## BEGIN Dataset
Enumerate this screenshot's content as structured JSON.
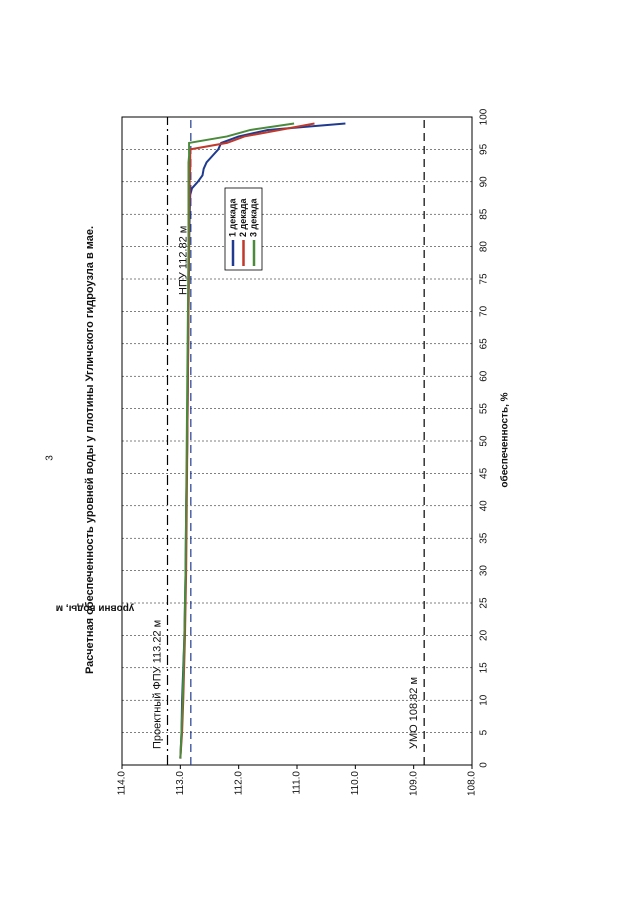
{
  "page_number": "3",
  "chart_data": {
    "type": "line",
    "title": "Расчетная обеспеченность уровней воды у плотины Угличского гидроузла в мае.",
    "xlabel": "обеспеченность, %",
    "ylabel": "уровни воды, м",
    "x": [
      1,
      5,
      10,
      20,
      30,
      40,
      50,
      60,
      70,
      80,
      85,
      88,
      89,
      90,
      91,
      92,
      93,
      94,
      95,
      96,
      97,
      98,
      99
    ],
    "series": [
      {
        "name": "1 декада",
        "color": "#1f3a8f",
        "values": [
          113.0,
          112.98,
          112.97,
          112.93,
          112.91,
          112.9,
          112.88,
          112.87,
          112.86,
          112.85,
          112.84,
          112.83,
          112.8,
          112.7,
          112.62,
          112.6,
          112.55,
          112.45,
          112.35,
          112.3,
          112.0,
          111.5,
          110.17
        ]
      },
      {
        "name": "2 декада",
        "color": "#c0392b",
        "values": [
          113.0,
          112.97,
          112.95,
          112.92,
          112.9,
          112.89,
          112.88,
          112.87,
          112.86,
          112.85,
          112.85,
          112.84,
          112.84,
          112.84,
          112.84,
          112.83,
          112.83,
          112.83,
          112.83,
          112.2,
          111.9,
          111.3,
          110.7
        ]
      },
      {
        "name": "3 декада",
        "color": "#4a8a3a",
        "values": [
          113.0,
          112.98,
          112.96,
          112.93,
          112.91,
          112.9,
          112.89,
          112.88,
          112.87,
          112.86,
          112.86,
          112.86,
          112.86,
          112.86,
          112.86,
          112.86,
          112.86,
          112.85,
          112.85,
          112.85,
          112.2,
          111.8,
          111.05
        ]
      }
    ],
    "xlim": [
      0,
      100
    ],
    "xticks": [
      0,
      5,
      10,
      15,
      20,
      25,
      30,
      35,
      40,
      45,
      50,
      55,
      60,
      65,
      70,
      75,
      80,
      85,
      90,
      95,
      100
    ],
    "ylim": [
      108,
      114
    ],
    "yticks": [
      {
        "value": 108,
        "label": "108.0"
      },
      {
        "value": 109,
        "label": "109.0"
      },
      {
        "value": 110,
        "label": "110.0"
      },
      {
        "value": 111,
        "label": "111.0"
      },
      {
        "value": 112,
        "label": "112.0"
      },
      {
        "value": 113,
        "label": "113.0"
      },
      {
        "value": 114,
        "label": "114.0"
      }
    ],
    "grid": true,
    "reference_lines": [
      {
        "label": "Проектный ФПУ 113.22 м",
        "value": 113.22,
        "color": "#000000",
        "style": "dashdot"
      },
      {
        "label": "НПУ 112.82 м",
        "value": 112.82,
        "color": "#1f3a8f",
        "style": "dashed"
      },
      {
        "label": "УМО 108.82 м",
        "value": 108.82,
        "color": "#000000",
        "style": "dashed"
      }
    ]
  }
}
## END Dataset
The request >>
Look through the data above. Each line containing the word "name" needs to be copied.

Output for this exercise >>
        "name": "1 декада",
        "name": "2 декада",
        "name": "3 декада",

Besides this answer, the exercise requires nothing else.